WHAT THIS TASK INVOLVES: Extract the lines that carry the string "heading" from the listing.
** BEGIN PROVIDED DATA **
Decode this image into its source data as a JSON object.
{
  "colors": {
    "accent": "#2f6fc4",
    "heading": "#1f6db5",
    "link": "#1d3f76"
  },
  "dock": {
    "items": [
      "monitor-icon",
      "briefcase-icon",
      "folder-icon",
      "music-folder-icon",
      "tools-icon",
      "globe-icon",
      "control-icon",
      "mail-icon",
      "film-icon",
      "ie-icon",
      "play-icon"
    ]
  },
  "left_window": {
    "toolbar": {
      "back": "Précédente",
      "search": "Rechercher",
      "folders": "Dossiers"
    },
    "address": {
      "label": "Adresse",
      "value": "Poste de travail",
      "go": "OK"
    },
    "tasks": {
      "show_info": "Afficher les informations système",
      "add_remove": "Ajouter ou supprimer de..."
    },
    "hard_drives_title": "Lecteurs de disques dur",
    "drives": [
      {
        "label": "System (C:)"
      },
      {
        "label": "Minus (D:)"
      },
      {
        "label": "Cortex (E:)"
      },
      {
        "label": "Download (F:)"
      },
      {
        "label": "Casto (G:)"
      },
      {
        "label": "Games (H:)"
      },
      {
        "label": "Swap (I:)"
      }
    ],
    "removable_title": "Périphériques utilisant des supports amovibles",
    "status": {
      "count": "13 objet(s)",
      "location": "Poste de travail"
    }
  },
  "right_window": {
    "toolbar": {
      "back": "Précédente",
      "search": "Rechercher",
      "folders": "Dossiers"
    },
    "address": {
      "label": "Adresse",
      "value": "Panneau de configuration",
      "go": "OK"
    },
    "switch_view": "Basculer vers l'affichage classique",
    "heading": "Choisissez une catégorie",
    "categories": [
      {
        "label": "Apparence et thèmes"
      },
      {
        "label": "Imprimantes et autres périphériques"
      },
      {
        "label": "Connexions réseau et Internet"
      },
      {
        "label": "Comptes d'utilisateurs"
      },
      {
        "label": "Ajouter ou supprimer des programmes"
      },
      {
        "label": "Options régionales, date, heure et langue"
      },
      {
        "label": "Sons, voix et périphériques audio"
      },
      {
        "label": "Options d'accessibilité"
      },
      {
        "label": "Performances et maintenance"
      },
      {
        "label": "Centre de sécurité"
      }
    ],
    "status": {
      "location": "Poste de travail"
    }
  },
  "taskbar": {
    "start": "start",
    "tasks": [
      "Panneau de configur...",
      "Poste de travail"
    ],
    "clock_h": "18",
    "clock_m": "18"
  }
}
** END PROVIDED DATA **
EXERCISE RESULT:
    "heading": "#1f6db5",
    "heading": "Choisissez une catégorie",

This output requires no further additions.